» **YOUR GOAL**
Images are not part of the copy; transcribe all the data exactly.

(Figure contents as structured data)

+ + +

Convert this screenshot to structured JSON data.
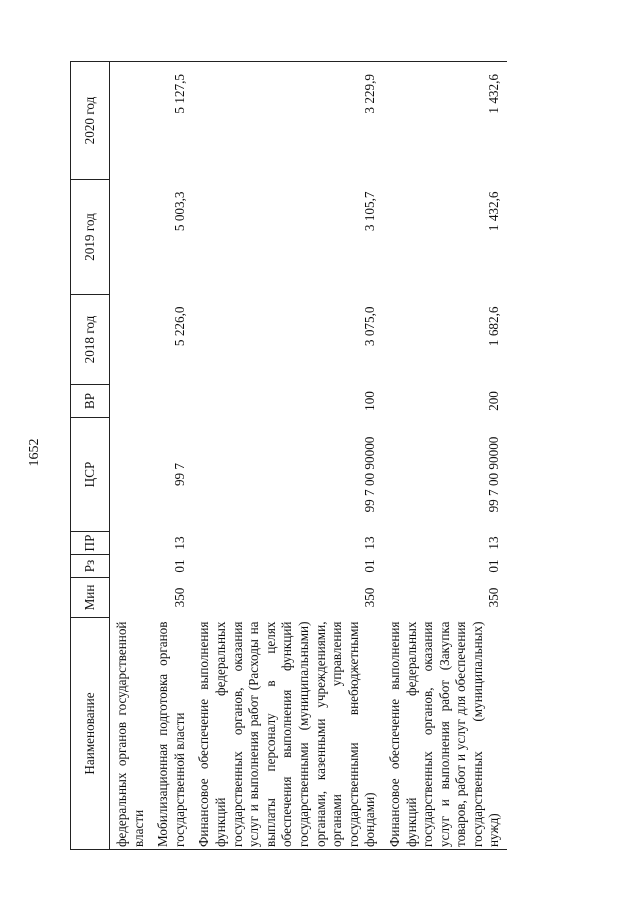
{
  "page_number": "1652",
  "headers": [
    "Наименование",
    "Мин",
    "Рз",
    "ПР",
    "ЦСР",
    "ВР",
    "2018 год",
    "2019 год",
    "2020 год"
  ],
  "rows": [
    {
      "name": "федеральных органов государственной власти",
      "min": "",
      "rz": "",
      "pr": "",
      "csr": "",
      "vr": "",
      "y2018": "",
      "y2019": "",
      "y2020": ""
    },
    {
      "name": "Мобилизационная подготовка органов государственной власти",
      "min": "350",
      "rz": "01",
      "pr": "13",
      "csr": "99 7",
      "vr": "",
      "y2018": "5 226,0",
      "y2019": "5 003,3",
      "y2020": "5 127,5"
    },
    {
      "name": "Финансовое обеспечение выполнения функций федеральных государственных органов, оказания услуг и выполнения работ (Расходы на выплаты персоналу в целях обеспечения выполнения функций государственными (муниципальными) органами, казенными учреждениями, органами управления государственными внебюджетными фондами)",
      "min": "350",
      "rz": "01",
      "pr": "13",
      "csr": "99 7 00 90000",
      "vr": "100",
      "y2018": "3 075,0",
      "y2019": "3 105,7",
      "y2020": "3 229,9"
    },
    {
      "name": "Финансовое обеспечение выполнения функций федеральных государственных органов, оказания услуг и выполнения работ (Закупка товаров, работ и услуг для обеспечения государственных (муниципальных) нужд)",
      "min": "350",
      "rz": "01",
      "pr": "13",
      "csr": "99 7 00 90000",
      "vr": "200",
      "y2018": "1 682,6",
      "y2019": "1 432,6",
      "y2020": "1 432,6"
    }
  ]
}
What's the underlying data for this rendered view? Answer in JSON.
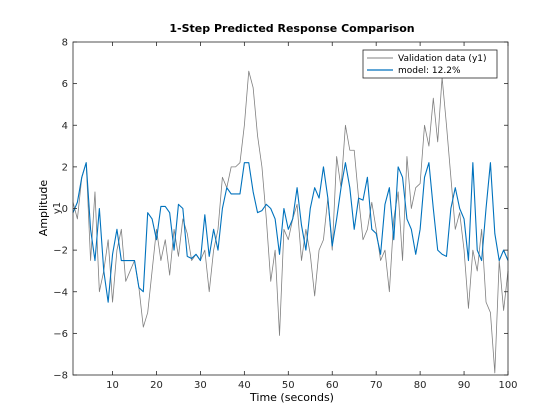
{
  "chart_data": {
    "type": "line",
    "title": "1-Step Predicted Response Comparison",
    "xlabel": "Time (seconds)",
    "ylabel": "Amplitude",
    "ylabel_channel": "y1",
    "xlim": [
      1,
      100
    ],
    "ylim": [
      -8,
      8
    ],
    "xticks": [
      10,
      20,
      30,
      40,
      50,
      60,
      70,
      80,
      90,
      100
    ],
    "yticks": [
      -8,
      -6,
      -4,
      -2,
      0,
      2,
      4,
      6,
      8
    ],
    "grid": false,
    "legend_position": "top-right",
    "series": [
      {
        "name": "Validation data (y1)",
        "color": "#808080",
        "x": [
          1,
          2,
          3,
          4,
          5,
          6,
          7,
          8,
          9,
          10,
          11,
          12,
          13,
          14,
          15,
          16,
          17,
          18,
          19,
          20,
          21,
          22,
          23,
          24,
          25,
          26,
          27,
          28,
          29,
          30,
          31,
          32,
          33,
          34,
          35,
          36,
          37,
          38,
          39,
          40,
          41,
          42,
          43,
          44,
          45,
          46,
          47,
          48,
          49,
          50,
          51,
          52,
          53,
          54,
          55,
          56,
          57,
          58,
          59,
          60,
          61,
          62,
          63,
          64,
          65,
          66,
          67,
          68,
          69,
          70,
          71,
          72,
          73,
          74,
          75,
          76,
          77,
          78,
          79,
          80,
          81,
          82,
          83,
          84,
          85,
          86,
          87,
          88,
          89,
          90,
          91,
          92,
          93,
          94,
          95,
          96,
          97,
          98,
          99,
          100
        ],
        "values": [
          0.3,
          -0.5,
          1.5,
          2.2,
          -2.5,
          0.8,
          -4.0,
          -3.0,
          -1.5,
          -4.5,
          -2.0,
          -1.0,
          -3.5,
          -3.0,
          -2.5,
          -3.8,
          -5.7,
          -5.0,
          -3.0,
          -1.0,
          -2.5,
          -1.5,
          -3.2,
          -1.0,
          -2.3,
          -0.5,
          -1.2,
          -2.5,
          -2.2,
          -2.5,
          -2.0,
          -4.0,
          -2.0,
          -1.0,
          1.5,
          1.0,
          2.0,
          2.0,
          2.2,
          4.0,
          6.6,
          5.8,
          3.5,
          2.0,
          -0.5,
          -3.5,
          -2.0,
          -6.1,
          -1.0,
          -1.5,
          -0.5,
          0.2,
          -2.5,
          -1.0,
          -2.2,
          -4.2,
          -2.0,
          -1.5,
          0.5,
          -2.0,
          2.5,
          1.0,
          4.0,
          2.8,
          2.8,
          0.5,
          -1.5,
          -1.0,
          0.3,
          -1.0,
          -2.5,
          -2.0,
          -4.0,
          -0.5,
          0.8,
          -2.5,
          2.5,
          0.0,
          1.0,
          1.2,
          4.0,
          3.0,
          5.3,
          3.2,
          6.3,
          4.0,
          1.5,
          -1.0,
          -0.2,
          -2.0,
          -4.8,
          -2.0,
          -3.0,
          -1.0,
          -4.5,
          -5.0,
          -7.9,
          -2.5,
          -4.9,
          -3.0
        ]
      },
      {
        "name": "model: 12.2%",
        "color": "#0072BD",
        "x": [
          1,
          2,
          3,
          4,
          5,
          6,
          7,
          8,
          9,
          10,
          11,
          12,
          13,
          14,
          15,
          16,
          17,
          18,
          19,
          20,
          21,
          22,
          23,
          24,
          25,
          26,
          27,
          28,
          29,
          30,
          31,
          32,
          33,
          34,
          35,
          36,
          37,
          38,
          39,
          40,
          41,
          42,
          43,
          44,
          45,
          46,
          47,
          48,
          49,
          50,
          51,
          52,
          53,
          54,
          55,
          56,
          57,
          58,
          59,
          60,
          61,
          62,
          63,
          64,
          65,
          66,
          67,
          68,
          69,
          70,
          71,
          72,
          73,
          74,
          75,
          76,
          77,
          78,
          79,
          80,
          81,
          82,
          83,
          84,
          85,
          86,
          87,
          88,
          89,
          90,
          91,
          92,
          93,
          94,
          95,
          96,
          97,
          98,
          99,
          100
        ],
        "values": [
          -0.2,
          0.3,
          1.5,
          2.2,
          -1.0,
          -2.5,
          0.0,
          -3.0,
          -4.5,
          -2.2,
          -1.0,
          -2.5,
          -2.5,
          -2.5,
          -2.5,
          -3.8,
          -4.0,
          -0.2,
          -0.5,
          -1.5,
          0.1,
          0.1,
          -0.2,
          -2.0,
          0.2,
          0.0,
          -2.3,
          -2.4,
          -2.2,
          -2.5,
          -0.3,
          -2.3,
          -1.0,
          -2.0,
          0.0,
          1.0,
          0.7,
          0.7,
          0.7,
          2.2,
          2.2,
          0.8,
          -0.2,
          -0.1,
          0.2,
          0.0,
          -0.5,
          -2.2,
          0.0,
          -1.0,
          -0.5,
          1.0,
          -0.8,
          -2.0,
          0.0,
          1.0,
          0.5,
          2.0,
          0.5,
          -1.8,
          -0.5,
          1.0,
          2.2,
          1.0,
          -1.0,
          0.5,
          0.4,
          1.5,
          -1.0,
          -1.2,
          -2.2,
          0.2,
          1.0,
          -1.5,
          2.0,
          1.5,
          -0.5,
          -1.0,
          -2.2,
          -1.0,
          1.5,
          2.2,
          0.0,
          -2.0,
          -2.2,
          -2.3,
          0.0,
          1.0,
          0.0,
          -0.5,
          -2.5,
          2.2,
          -2.0,
          -2.5,
          0.0,
          2.2,
          -1.2,
          -2.5,
          -2.0,
          -2.5
        ]
      }
    ]
  }
}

+ + +

» **FINISHED TASK**
Convert this screenshot to structured JSON data.
{
  "page_number": "1652",
  "headers": [
    "Наименование",
    "Мин",
    "Рз",
    "ПР",
    "ЦСР",
    "ВР",
    "2018 год",
    "2019 год",
    "2020 год"
  ],
  "rows": [
    {
      "name": "федеральных органов государственной власти",
      "min": "",
      "rz": "",
      "pr": "",
      "csr": "",
      "vr": "",
      "y2018": "",
      "y2019": "",
      "y2020": ""
    },
    {
      "name": "Мобилизационная подготовка органов государственной власти",
      "min": "350",
      "rz": "01",
      "pr": "13",
      "csr": "99 7",
      "vr": "",
      "y2018": "5 226,0",
      "y2019": "5 003,3",
      "y2020": "5 127,5"
    },
    {
      "name": "Финансовое обеспечение выполнения функций федеральных государственных органов, оказания услуг и выполнения работ (Расходы на выплаты персоналу в целях обеспечения выполнения функций государственными (муниципальными) органами, казенными учреждениями, органами управления государственными внебюджетными фондами)",
      "min": "350",
      "rz": "01",
      "pr": "13",
      "csr": "99 7 00 90000",
      "vr": "100",
      "y2018": "3 075,0",
      "y2019": "3 105,7",
      "y2020": "3 229,9"
    },
    {
      "name": "Финансовое обеспечение выполнения функций федеральных государственных органов, оказания услуг и выполнения работ (Закупка товаров, работ и услуг для обеспечения государственных (муниципальных) нужд)",
      "min": "350",
      "rz": "01",
      "pr": "13",
      "csr": "99 7 00 90000",
      "vr": "200",
      "y2018": "1 682,6",
      "y2019": "1 432,6",
      "y2020": "1 432,6"
    }
  ]
}
What's the underlying data for this rendered view? Answer in JSON.
{
  "chart_data": {
    "type": "line",
    "title": "1-Step Predicted Response Comparison",
    "xlabel": "Time (seconds)",
    "ylabel": "Amplitude",
    "ylabel_channel": "y1",
    "xlim": [
      1,
      100
    ],
    "ylim": [
      -8,
      8
    ],
    "xticks": [
      10,
      20,
      30,
      40,
      50,
      60,
      70,
      80,
      90,
      100
    ],
    "yticks": [
      -8,
      -6,
      -4,
      -2,
      0,
      2,
      4,
      6,
      8
    ],
    "grid": false,
    "legend_position": "top-right",
    "series": [
      {
        "name": "Validation data (y1)",
        "color": "#808080",
        "x": [
          1,
          2,
          3,
          4,
          5,
          6,
          7,
          8,
          9,
          10,
          11,
          12,
          13,
          14,
          15,
          16,
          17,
          18,
          19,
          20,
          21,
          22,
          23,
          24,
          25,
          26,
          27,
          28,
          29,
          30,
          31,
          32,
          33,
          34,
          35,
          36,
          37,
          38,
          39,
          40,
          41,
          42,
          43,
          44,
          45,
          46,
          47,
          48,
          49,
          50,
          51,
          52,
          53,
          54,
          55,
          56,
          57,
          58,
          59,
          60,
          61,
          62,
          63,
          64,
          65,
          66,
          67,
          68,
          69,
          70,
          71,
          72,
          73,
          74,
          75,
          76,
          77,
          78,
          79,
          80,
          81,
          82,
          83,
          84,
          85,
          86,
          87,
          88,
          89,
          90,
          91,
          92,
          93,
          94,
          95,
          96,
          97,
          98,
          99,
          100
        ],
        "values": [
          0.3,
          -0.5,
          1.5,
          2.2,
          -2.5,
          0.8,
          -4.0,
          -3.0,
          -1.5,
          -4.5,
          -2.0,
          -1.0,
          -3.5,
          -3.0,
          -2.5,
          -3.8,
          -5.7,
          -5.0,
          -3.0,
          -1.0,
          -2.5,
          -1.5,
          -3.2,
          -1.0,
          -2.3,
          -0.5,
          -1.2,
          -2.5,
          -2.2,
          -2.5,
          -2.0,
          -4.0,
          -2.0,
          -1.0,
          1.5,
          1.0,
          2.0,
          2.0,
          2.2,
          4.0,
          6.6,
          5.8,
          3.5,
          2.0,
          -0.5,
          -3.5,
          -2.0,
          -6.1,
          -1.0,
          -1.5,
          -0.5,
          0.2,
          -2.5,
          -1.0,
          -2.2,
          -4.2,
          -2.0,
          -1.5,
          0.5,
          -2.0,
          2.5,
          1.0,
          4.0,
          2.8,
          2.8,
          0.5,
          -1.5,
          -1.0,
          0.3,
          -1.0,
          -2.5,
          -2.0,
          -4.0,
          -0.5,
          0.8,
          -2.5,
          2.5,
          0.0,
          1.0,
          1.2,
          4.0,
          3.0,
          5.3,
          3.2,
          6.3,
          4.0,
          1.5,
          -1.0,
          -0.2,
          -2.0,
          -4.8,
          -2.0,
          -3.0,
          -1.0,
          -4.5,
          -5.0,
          -7.9,
          -2.5,
          -4.9,
          -3.0
        ]
      },
      {
        "name": "model: 12.2%",
        "color": "#0072BD",
        "x": [
          1,
          2,
          3,
          4,
          5,
          6,
          7,
          8,
          9,
          10,
          11,
          12,
          13,
          14,
          15,
          16,
          17,
          18,
          19,
          20,
          21,
          22,
          23,
          24,
          25,
          26,
          27,
          28,
          29,
          30,
          31,
          32,
          33,
          34,
          35,
          36,
          37,
          38,
          39,
          40,
          41,
          42,
          43,
          44,
          45,
          46,
          47,
          48,
          49,
          50,
          51,
          52,
          53,
          54,
          55,
          56,
          57,
          58,
          59,
          60,
          61,
          62,
          63,
          64,
          65,
          66,
          67,
          68,
          69,
          70,
          71,
          72,
          73,
          74,
          75,
          76,
          77,
          78,
          79,
          80,
          81,
          82,
          83,
          84,
          85,
          86,
          87,
          88,
          89,
          90,
          91,
          92,
          93,
          94,
          95,
          96,
          97,
          98,
          99,
          100
        ],
        "values": [
          -0.2,
          0.3,
          1.5,
          2.2,
          -1.0,
          -2.5,
          0.0,
          -3.0,
          -4.5,
          -2.2,
          -1.0,
          -2.5,
          -2.5,
          -2.5,
          -2.5,
          -3.8,
          -4.0,
          -0.2,
          -0.5,
          -1.5,
          0.1,
          0.1,
          -0.2,
          -2.0,
          0.2,
          0.0,
          -2.3,
          -2.4,
          -2.2,
          -2.5,
          -0.3,
          -2.3,
          -1.0,
          -2.0,
          0.0,
          1.0,
          0.7,
          0.7,
          0.7,
          2.2,
          2.2,
          0.8,
          -0.2,
          -0.1,
          0.2,
          0.0,
          -0.5,
          -2.2,
          0.0,
          -1.0,
          -0.5,
          1.0,
          -0.8,
          -2.0,
          0.0,
          1.0,
          0.5,
          2.0,
          0.5,
          -1.8,
          -0.5,
          1.0,
          2.2,
          1.0,
          -1.0,
          0.5,
          0.4,
          1.5,
          -1.0,
          -1.2,
          -2.2,
          0.2,
          1.0,
          -1.5,
          2.0,
          1.5,
          -0.5,
          -1.0,
          -2.2,
          -1.0,
          1.5,
          2.2,
          0.0,
          -2.0,
          -2.2,
          -2.3,
          0.0,
          1.0,
          0.0,
          -0.5,
          -2.5,
          2.2,
          -2.0,
          -2.5,
          0.0,
          2.2,
          -1.2,
          -2.5,
          -2.0,
          -2.5
        ]
      }
    ]
  }
}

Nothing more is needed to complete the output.